>> begin Records supplied
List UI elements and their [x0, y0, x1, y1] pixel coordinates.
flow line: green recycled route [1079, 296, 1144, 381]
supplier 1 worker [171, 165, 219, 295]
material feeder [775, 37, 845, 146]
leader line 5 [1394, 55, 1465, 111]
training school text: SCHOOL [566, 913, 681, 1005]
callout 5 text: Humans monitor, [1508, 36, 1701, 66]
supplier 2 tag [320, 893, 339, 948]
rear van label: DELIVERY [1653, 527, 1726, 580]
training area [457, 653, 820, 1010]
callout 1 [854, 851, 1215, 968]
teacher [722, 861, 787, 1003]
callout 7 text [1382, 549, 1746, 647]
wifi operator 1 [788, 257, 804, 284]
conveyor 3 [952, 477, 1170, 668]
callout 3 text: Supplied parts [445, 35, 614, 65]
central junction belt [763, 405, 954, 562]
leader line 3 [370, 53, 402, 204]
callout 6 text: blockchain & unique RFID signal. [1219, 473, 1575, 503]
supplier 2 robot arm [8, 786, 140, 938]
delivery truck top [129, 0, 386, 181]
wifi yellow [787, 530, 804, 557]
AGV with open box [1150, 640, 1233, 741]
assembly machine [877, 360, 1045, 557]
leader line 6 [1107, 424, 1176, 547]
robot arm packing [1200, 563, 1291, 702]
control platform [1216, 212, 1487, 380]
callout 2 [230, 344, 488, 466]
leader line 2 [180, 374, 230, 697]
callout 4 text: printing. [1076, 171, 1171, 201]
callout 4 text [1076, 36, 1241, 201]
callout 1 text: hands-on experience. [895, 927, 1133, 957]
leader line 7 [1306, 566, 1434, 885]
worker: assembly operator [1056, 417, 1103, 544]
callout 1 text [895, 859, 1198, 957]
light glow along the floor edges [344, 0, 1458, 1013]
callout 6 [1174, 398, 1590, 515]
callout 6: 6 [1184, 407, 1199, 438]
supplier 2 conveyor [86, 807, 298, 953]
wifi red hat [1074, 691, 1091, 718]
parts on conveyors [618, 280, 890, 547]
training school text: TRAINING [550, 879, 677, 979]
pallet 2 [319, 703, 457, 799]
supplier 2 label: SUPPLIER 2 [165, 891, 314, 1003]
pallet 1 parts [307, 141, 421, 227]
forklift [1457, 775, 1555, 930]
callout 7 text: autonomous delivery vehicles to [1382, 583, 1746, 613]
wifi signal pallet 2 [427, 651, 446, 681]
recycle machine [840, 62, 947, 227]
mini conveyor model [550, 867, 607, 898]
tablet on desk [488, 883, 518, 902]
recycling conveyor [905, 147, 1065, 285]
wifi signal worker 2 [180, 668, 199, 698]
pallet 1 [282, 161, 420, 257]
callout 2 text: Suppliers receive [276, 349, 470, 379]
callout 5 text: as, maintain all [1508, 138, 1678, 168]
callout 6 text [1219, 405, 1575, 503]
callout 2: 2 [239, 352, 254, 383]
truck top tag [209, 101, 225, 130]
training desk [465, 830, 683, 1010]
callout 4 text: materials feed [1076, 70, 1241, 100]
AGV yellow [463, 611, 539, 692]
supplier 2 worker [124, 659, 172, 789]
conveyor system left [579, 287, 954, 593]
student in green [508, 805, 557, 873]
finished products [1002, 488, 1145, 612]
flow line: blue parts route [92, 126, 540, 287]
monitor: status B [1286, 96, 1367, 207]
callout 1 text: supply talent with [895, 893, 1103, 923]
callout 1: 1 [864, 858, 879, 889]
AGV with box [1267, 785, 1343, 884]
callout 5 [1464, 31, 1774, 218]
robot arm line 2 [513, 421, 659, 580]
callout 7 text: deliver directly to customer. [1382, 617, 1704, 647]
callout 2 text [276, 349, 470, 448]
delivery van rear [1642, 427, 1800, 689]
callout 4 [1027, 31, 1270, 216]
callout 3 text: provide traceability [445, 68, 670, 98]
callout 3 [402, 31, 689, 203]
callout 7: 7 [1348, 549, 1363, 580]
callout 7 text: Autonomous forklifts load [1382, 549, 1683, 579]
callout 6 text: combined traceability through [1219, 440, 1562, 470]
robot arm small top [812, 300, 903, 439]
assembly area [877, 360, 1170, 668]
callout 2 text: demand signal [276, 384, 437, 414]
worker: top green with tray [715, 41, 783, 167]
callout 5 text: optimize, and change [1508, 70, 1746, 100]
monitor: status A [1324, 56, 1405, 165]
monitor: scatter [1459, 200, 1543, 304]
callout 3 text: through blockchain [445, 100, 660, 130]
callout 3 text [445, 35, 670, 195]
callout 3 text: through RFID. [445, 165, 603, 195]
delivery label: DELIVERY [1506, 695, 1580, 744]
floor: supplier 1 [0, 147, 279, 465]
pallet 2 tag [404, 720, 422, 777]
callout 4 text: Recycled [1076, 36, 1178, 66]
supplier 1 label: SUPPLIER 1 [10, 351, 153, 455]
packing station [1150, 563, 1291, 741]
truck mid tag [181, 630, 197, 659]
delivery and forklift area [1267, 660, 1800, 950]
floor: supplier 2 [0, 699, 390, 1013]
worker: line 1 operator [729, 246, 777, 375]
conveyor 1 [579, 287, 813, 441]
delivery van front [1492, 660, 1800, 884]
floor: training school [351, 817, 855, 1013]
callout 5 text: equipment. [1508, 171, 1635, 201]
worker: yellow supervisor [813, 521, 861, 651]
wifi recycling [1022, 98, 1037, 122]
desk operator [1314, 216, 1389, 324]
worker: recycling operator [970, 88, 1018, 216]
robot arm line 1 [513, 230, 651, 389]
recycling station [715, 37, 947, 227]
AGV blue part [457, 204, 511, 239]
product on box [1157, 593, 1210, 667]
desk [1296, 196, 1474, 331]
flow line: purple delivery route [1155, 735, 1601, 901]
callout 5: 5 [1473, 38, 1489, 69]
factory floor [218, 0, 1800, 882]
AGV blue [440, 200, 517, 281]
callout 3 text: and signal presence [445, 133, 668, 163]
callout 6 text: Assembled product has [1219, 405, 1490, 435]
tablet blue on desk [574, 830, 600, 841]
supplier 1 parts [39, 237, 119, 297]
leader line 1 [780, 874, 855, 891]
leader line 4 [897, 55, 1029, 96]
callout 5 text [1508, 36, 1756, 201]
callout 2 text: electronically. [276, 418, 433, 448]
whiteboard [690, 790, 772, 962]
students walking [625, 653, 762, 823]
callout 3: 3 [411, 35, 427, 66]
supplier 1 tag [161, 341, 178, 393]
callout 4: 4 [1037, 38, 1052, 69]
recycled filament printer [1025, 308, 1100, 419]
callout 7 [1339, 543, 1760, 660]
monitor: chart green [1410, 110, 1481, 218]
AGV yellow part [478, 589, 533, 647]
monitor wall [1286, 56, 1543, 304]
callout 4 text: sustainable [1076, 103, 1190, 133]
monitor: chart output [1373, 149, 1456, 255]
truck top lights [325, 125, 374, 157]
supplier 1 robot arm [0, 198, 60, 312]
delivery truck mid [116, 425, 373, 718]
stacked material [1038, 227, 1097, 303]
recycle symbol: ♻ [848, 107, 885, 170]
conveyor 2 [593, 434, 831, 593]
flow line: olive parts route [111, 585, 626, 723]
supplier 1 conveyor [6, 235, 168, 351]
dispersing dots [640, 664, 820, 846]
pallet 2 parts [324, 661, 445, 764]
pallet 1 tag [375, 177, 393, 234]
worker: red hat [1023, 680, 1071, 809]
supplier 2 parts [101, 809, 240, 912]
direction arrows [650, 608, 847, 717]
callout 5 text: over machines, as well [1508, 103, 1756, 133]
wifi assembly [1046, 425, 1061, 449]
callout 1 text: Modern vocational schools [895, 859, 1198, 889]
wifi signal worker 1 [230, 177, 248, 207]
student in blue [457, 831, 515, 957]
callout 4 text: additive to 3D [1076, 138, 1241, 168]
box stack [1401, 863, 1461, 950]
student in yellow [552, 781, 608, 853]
>> end Records supplied
* [Given problem]
Copy the records word for word, from the very first line down to and including the line that holds "callout 1 text [895, 859, 1198, 957]".

* [Exercise output]
List UI elements and their [x0, y0, x1, y1] pixel coordinates.
flow line: green recycled route [1079, 296, 1144, 381]
supplier 1 worker [171, 165, 219, 295]
material feeder [775, 37, 845, 146]
leader line 5 [1394, 55, 1465, 111]
training school text: SCHOOL [566, 913, 681, 1005]
callout 5 text: Humans monitor, [1508, 36, 1701, 66]
supplier 2 tag [320, 893, 339, 948]
rear van label: DELIVERY [1653, 527, 1726, 580]
training area [457, 653, 820, 1010]
callout 1 [854, 851, 1215, 968]
teacher [722, 861, 787, 1003]
callout 7 text [1382, 549, 1746, 647]
wifi operator 1 [788, 257, 804, 284]
conveyor 3 [952, 477, 1170, 668]
callout 3 text: Supplied parts [445, 35, 614, 65]
central junction belt [763, 405, 954, 562]
leader line 3 [370, 53, 402, 204]
callout 6 text: blockchain & unique RFID signal. [1219, 473, 1575, 503]
supplier 2 robot arm [8, 786, 140, 938]
delivery truck top [129, 0, 386, 181]
wifi yellow [787, 530, 804, 557]
AGV with open box [1150, 640, 1233, 741]
assembly machine [877, 360, 1045, 557]
leader line 6 [1107, 424, 1176, 547]
robot arm packing [1200, 563, 1291, 702]
control platform [1216, 212, 1487, 380]
callout 2 [230, 344, 488, 466]
leader line 2 [180, 374, 230, 697]
callout 4 text: printing. [1076, 171, 1171, 201]
callout 4 text [1076, 36, 1241, 201]
callout 1 text: hands-on experience. [895, 927, 1133, 957]
leader line 7 [1306, 566, 1434, 885]
worker: assembly operator [1056, 417, 1103, 544]
callout 1 text [895, 859, 1198, 957]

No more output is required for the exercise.